#### Required task
Can you output the records below exactly as they are written?

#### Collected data
--- begin ---

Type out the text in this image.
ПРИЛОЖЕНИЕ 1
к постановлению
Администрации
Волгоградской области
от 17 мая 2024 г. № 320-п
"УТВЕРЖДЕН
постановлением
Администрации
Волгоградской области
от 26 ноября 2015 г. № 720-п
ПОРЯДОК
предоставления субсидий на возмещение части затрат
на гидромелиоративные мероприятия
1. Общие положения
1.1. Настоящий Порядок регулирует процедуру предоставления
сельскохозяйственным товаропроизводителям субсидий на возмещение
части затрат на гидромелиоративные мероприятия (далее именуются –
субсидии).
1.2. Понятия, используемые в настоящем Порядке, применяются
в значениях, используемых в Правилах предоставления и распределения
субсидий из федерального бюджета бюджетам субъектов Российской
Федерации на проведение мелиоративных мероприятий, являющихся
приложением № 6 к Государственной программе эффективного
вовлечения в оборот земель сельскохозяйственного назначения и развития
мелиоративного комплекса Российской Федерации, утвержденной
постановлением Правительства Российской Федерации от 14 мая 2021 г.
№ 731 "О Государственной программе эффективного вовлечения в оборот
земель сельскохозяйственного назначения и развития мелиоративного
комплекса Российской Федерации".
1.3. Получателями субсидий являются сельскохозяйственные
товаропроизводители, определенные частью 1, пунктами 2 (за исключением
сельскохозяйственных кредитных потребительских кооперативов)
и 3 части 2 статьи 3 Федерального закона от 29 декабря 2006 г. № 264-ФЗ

--- end ---

#### Finished answer
Type out the text in this image.
ПРИЛОЖЕНИЕ 1
к постановлению
Администрации
Волгоградской области
от 17 мая 2024 г. № 320-п
"УТВЕРЖДЕН
постановлением
Администрации
Волгоградской области
от 26 ноября 2015 г. № 720-п
ПОРЯДОК
предоставления субсидий на возмещение части затрат
на гидромелиоративные мероприятия
1. Общие положения
1.1. Настоящий Порядок регулирует процедуру предоставления
сельскохозяйственным товаропроизводителям субсидий на возмещение
части затрат на гидромелиоративные мероприятия (далее именуются –
субсидии).
1.2. Понятия, используемые в настоящем Порядке, применяются
в значениях, используемых в Правилах предоставления и распределения
субсидий из федерального бюджета бюджетам субъектов Российской
Федерации на проведение мелиоративных мероприятий, являющихся
приложением № 6 к Государственной программе эффективного
вовлечения в оборот земель сельскохозяйственного назначения и развития
мелиоративного комплекса Российской Федерации, утвержденной
постановлением Правительства Российской Федерации от 14 мая 2021 г.
№ 731 "О Государственной программе эффективного вовлечения в оборот
земель сельскохозяйственного назначения и развития мелиоративного
комплекса Российской Федерации".
1.3. Получателями субсидий являются сельскохозяйственные
товаропроизводители, определенные частью 1, пунктами 2 (за исключением
сельскохозяйственных кредитных потребительских кооперативов)
и 3 части 2 статьи 3 Федерального закона от 29 декабря 2006 г. № 264-ФЗ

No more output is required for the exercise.